Items listed in a dataset:
----------------
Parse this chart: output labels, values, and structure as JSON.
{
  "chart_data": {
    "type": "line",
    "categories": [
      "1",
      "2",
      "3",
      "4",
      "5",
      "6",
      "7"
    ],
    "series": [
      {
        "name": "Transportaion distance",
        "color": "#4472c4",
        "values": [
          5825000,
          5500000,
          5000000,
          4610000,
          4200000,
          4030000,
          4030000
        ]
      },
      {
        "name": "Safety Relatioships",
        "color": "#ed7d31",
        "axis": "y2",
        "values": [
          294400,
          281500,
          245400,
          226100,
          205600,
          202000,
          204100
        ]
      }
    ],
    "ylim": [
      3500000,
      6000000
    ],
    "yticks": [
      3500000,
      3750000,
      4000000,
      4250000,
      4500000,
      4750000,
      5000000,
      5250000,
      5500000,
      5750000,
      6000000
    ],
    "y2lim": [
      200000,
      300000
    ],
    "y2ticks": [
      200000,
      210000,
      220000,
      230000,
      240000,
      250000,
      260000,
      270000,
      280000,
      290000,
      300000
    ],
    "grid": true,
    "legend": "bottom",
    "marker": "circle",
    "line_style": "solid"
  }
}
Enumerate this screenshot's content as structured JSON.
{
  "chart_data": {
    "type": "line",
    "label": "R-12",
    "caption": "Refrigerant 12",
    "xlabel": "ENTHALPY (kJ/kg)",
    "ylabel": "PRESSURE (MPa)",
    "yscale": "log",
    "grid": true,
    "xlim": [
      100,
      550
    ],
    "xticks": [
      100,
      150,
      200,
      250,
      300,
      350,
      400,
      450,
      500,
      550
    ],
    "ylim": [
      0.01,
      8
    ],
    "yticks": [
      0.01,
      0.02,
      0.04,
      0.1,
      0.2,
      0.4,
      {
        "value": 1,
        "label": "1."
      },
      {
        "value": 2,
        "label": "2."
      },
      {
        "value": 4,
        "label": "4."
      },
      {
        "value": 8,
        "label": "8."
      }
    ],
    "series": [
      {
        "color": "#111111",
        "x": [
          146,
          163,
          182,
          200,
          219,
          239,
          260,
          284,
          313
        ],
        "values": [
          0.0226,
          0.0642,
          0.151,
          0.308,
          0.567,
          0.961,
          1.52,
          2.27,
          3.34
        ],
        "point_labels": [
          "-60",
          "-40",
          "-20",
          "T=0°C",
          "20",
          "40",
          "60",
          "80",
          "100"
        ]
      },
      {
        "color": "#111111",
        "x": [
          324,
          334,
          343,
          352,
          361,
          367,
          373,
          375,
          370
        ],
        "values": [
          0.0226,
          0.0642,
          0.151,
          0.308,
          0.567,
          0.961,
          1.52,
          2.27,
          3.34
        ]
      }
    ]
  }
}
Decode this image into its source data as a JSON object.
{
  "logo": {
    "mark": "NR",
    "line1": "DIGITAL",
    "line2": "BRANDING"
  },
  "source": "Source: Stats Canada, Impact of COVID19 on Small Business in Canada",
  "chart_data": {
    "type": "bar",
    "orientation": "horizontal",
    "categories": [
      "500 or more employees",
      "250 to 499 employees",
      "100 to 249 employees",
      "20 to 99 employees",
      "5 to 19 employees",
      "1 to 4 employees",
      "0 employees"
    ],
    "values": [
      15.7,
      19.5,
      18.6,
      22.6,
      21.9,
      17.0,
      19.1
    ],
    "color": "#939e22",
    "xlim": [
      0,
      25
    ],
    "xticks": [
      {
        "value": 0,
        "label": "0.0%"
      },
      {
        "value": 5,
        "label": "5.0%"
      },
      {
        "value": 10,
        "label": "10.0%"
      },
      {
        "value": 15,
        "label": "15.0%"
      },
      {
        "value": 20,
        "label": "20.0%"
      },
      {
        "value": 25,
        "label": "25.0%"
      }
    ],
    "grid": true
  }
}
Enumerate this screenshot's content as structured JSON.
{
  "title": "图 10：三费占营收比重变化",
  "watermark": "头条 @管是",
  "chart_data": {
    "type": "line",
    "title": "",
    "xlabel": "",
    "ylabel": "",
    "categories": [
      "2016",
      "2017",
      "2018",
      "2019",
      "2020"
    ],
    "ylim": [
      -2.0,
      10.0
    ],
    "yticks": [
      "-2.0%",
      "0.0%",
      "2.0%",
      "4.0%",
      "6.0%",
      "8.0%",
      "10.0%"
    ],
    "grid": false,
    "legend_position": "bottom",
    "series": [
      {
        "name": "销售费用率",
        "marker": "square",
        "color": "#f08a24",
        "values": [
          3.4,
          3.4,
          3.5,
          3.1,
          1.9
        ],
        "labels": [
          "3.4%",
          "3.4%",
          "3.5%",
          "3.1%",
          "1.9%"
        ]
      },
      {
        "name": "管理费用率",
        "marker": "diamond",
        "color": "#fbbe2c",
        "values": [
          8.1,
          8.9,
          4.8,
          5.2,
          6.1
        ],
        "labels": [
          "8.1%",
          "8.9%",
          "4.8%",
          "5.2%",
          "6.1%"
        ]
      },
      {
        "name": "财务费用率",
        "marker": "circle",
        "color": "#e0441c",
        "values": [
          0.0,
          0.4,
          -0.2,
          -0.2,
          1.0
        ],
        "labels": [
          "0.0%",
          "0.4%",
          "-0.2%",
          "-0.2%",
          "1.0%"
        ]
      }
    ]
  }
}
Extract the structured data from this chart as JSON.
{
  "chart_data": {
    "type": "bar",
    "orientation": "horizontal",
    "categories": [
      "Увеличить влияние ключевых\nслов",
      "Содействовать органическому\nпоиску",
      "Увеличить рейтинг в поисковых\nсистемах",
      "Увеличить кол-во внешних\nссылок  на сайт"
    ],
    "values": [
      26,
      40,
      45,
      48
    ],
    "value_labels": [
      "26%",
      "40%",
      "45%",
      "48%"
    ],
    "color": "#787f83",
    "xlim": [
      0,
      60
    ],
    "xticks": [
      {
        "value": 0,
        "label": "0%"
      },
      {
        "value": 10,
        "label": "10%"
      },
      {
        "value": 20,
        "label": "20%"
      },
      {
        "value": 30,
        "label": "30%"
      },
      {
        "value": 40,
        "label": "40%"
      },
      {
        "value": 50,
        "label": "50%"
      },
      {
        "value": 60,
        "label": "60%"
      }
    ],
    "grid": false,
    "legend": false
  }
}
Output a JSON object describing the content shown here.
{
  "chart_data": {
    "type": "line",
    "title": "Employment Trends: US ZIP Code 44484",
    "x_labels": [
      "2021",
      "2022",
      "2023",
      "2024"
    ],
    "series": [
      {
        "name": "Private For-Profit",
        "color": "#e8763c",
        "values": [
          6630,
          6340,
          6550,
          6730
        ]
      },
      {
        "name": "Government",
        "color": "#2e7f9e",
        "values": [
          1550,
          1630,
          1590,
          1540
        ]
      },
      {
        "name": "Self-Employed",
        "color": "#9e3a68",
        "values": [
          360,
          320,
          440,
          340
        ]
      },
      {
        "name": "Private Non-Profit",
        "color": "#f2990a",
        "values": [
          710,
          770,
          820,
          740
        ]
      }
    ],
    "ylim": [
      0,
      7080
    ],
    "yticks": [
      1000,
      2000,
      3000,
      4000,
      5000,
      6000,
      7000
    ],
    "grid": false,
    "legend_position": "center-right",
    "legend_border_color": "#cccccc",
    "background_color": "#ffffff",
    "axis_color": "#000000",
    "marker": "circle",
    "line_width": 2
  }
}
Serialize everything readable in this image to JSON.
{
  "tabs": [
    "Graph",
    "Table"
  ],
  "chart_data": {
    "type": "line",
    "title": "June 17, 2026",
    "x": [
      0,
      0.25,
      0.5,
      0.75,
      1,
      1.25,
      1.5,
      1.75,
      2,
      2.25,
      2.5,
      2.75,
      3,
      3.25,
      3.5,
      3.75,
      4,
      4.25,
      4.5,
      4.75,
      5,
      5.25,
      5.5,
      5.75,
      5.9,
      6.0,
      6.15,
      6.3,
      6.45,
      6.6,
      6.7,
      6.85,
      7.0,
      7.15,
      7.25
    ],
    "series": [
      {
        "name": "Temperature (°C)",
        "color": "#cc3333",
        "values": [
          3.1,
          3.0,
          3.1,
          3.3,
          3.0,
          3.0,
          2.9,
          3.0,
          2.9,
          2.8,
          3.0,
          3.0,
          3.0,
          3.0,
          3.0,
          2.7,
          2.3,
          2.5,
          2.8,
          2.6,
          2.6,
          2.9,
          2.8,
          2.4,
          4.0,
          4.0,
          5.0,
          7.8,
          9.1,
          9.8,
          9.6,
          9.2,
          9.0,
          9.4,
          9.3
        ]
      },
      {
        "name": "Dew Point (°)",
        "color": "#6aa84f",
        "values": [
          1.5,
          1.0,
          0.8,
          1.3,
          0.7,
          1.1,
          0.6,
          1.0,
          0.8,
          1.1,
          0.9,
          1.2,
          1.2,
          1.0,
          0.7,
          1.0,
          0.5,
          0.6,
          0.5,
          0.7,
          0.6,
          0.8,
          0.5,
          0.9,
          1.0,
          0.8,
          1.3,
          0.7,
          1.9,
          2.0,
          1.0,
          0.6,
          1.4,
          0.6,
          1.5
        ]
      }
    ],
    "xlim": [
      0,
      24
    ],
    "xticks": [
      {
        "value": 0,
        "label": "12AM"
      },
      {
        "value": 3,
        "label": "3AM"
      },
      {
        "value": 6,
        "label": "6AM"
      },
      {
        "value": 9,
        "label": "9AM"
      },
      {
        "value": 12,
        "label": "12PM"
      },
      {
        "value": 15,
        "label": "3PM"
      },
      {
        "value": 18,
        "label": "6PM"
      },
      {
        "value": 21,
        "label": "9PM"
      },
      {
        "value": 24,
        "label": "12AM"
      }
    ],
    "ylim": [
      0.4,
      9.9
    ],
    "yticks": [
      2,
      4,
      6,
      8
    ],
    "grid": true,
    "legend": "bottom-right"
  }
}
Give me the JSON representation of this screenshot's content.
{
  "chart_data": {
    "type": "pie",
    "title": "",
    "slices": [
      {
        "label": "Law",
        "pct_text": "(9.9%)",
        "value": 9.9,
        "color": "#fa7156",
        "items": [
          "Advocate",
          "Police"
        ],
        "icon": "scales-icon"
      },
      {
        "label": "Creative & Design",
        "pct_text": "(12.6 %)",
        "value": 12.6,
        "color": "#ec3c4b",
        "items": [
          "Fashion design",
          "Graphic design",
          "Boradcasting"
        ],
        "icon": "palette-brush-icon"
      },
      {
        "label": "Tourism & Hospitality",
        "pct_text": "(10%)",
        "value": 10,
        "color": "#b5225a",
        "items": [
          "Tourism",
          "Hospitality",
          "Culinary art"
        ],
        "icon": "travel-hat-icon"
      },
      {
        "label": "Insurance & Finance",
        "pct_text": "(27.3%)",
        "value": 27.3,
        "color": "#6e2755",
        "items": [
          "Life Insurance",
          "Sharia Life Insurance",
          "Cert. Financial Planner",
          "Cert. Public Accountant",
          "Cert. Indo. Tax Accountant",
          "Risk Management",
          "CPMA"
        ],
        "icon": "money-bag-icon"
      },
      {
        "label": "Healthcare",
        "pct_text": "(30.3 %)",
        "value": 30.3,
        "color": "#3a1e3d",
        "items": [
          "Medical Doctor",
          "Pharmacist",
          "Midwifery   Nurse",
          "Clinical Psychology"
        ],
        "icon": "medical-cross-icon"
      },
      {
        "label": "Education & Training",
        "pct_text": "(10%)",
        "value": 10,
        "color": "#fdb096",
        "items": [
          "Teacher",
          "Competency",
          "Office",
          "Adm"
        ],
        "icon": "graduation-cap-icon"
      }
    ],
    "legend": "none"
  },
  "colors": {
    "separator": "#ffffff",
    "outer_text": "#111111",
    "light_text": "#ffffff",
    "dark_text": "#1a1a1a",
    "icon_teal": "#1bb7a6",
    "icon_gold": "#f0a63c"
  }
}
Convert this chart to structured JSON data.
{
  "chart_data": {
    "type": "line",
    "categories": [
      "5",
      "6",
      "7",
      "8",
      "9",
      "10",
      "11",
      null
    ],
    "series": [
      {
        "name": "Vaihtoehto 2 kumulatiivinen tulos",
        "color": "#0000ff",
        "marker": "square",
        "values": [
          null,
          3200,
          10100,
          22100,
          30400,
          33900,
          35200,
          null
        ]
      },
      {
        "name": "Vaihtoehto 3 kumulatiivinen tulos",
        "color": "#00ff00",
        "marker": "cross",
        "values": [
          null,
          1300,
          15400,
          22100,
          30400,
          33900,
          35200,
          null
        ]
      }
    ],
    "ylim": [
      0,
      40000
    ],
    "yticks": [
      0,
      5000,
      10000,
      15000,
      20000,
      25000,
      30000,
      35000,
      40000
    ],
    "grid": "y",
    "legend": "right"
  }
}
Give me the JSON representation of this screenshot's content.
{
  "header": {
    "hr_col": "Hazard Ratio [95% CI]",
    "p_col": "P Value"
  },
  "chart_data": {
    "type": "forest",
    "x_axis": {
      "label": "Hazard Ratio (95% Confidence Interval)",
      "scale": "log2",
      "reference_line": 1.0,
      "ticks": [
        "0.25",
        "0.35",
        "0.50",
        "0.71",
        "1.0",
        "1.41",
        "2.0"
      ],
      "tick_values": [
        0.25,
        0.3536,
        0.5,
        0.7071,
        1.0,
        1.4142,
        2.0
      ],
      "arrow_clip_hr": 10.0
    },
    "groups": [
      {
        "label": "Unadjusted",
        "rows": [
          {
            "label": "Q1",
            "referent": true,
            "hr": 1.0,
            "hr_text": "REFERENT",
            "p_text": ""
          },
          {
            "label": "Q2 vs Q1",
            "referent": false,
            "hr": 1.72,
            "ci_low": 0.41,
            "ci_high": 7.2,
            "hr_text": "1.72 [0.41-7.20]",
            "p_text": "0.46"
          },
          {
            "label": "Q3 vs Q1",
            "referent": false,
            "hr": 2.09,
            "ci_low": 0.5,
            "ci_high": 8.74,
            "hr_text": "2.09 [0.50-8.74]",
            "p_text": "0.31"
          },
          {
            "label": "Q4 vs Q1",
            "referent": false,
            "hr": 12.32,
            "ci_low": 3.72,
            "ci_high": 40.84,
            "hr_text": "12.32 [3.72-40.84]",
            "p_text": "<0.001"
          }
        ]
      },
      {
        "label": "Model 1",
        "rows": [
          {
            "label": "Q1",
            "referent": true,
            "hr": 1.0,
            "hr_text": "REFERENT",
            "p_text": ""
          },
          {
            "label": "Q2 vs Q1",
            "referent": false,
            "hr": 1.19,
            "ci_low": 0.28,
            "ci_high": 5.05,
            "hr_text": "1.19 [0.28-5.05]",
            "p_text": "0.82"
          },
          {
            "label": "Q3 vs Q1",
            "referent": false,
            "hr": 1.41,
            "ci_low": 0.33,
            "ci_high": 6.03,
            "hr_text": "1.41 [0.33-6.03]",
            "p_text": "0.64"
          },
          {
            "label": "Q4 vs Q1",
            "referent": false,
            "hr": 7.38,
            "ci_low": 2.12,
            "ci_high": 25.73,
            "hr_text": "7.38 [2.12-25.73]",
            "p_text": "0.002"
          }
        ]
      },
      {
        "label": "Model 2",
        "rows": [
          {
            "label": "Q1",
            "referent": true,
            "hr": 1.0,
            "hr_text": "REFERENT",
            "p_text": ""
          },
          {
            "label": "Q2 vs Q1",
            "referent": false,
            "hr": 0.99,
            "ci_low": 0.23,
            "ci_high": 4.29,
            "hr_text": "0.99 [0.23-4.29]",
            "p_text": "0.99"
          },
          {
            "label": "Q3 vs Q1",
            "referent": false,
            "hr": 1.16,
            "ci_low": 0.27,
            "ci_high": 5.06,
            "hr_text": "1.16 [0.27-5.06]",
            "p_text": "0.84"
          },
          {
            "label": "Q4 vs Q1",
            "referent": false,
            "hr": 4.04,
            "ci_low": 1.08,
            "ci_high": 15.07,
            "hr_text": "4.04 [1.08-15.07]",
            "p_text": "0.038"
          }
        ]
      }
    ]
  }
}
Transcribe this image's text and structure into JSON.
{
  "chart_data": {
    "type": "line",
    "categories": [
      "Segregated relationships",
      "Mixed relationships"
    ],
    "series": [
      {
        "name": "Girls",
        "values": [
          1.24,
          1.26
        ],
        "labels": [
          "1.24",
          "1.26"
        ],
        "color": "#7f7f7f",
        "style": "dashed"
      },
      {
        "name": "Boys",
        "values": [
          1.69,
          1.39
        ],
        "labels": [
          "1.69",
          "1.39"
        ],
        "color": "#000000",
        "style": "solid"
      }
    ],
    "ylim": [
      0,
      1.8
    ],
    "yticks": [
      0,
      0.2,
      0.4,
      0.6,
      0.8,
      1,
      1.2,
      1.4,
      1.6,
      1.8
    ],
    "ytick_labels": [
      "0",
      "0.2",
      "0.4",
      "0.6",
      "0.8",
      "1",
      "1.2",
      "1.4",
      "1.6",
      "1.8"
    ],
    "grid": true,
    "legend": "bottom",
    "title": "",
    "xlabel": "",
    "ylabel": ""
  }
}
----------------
#### [Goal]
Pick out every line holding the string "ffffff" and return it.

#### [Right answer]
    "background_color": "#ffffff",
    "separator": "#ffffff",
    "light_text": "#ffffff",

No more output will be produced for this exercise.